*Stated exercise*
Extract each line of the records below that contains the word "marker".

*Source records*

+ + + +

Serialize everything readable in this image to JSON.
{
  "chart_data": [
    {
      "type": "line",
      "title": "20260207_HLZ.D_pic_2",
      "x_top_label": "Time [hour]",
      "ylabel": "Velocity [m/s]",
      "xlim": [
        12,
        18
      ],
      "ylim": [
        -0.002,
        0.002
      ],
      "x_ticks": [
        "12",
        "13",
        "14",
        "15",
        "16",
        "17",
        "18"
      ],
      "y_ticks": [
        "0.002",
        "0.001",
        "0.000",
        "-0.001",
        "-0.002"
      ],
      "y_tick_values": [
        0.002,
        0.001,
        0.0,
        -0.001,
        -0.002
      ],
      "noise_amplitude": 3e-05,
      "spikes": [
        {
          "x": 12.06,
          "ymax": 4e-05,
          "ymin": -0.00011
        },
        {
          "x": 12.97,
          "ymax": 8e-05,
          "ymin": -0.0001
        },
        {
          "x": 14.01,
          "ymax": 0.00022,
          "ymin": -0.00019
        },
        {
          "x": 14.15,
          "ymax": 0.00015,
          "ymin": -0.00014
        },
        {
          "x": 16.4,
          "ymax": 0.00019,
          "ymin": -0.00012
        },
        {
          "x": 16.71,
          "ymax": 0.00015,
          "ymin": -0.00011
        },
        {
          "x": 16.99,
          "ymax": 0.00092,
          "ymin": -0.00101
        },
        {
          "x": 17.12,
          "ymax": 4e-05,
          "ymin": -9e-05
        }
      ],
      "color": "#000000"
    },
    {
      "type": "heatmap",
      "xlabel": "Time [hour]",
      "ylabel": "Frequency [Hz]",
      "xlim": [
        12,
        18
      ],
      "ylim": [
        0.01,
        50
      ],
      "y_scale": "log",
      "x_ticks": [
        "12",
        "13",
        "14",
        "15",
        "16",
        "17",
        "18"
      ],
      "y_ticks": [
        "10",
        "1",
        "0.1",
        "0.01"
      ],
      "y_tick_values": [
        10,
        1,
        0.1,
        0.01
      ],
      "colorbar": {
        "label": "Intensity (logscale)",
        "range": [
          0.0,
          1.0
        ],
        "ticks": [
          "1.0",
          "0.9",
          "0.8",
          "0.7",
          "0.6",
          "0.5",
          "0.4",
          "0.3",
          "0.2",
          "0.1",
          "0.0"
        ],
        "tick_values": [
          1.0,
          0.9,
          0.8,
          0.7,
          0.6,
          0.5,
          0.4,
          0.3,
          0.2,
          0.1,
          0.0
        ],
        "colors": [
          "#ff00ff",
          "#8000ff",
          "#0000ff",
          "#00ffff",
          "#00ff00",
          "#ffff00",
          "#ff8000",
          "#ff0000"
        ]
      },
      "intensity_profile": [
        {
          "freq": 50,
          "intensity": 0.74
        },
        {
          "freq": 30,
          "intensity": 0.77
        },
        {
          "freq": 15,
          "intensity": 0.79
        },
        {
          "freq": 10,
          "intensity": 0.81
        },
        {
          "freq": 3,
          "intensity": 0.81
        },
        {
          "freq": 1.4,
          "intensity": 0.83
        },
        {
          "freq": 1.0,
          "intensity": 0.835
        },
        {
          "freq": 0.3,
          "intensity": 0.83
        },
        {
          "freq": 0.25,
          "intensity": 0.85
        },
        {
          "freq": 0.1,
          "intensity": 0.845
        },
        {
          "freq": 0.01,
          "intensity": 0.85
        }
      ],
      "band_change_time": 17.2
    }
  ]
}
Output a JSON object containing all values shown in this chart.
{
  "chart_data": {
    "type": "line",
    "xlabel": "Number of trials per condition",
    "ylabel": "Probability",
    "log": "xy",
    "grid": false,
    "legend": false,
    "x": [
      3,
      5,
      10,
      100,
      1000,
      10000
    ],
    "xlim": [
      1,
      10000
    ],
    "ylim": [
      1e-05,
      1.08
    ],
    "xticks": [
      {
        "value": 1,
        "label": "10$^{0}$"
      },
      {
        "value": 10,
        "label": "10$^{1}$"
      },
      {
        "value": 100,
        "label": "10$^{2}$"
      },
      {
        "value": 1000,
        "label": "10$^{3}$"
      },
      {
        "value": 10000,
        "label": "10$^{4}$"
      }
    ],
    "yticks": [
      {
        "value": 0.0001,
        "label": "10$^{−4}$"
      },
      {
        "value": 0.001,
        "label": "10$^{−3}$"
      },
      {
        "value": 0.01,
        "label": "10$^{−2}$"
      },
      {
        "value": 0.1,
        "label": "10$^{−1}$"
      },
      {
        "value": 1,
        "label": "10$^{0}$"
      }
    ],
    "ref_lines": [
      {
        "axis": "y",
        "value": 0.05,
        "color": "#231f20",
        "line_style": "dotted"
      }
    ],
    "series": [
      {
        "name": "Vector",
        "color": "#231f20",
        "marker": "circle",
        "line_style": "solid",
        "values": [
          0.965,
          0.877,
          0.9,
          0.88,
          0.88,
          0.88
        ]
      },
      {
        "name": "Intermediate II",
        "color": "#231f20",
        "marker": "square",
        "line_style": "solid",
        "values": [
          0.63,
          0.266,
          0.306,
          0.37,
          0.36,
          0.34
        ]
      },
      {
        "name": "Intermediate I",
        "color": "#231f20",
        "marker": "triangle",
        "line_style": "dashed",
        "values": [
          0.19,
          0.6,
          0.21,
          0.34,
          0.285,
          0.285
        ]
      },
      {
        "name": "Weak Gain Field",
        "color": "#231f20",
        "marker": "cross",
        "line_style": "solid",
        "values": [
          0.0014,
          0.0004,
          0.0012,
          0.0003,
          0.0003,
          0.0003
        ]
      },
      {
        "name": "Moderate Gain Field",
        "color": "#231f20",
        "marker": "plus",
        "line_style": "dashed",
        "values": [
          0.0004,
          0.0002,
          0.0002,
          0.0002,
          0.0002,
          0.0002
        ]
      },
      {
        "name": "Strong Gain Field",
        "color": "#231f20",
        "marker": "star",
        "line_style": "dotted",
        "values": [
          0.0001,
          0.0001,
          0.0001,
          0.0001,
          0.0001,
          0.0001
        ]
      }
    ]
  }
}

+ + + +

*Output of the task*
        "marker": "circle",
        "marker": "square",
        "marker": "triangle",
        "marker": "cross",
        "marker": "plus",
        "marker": "star",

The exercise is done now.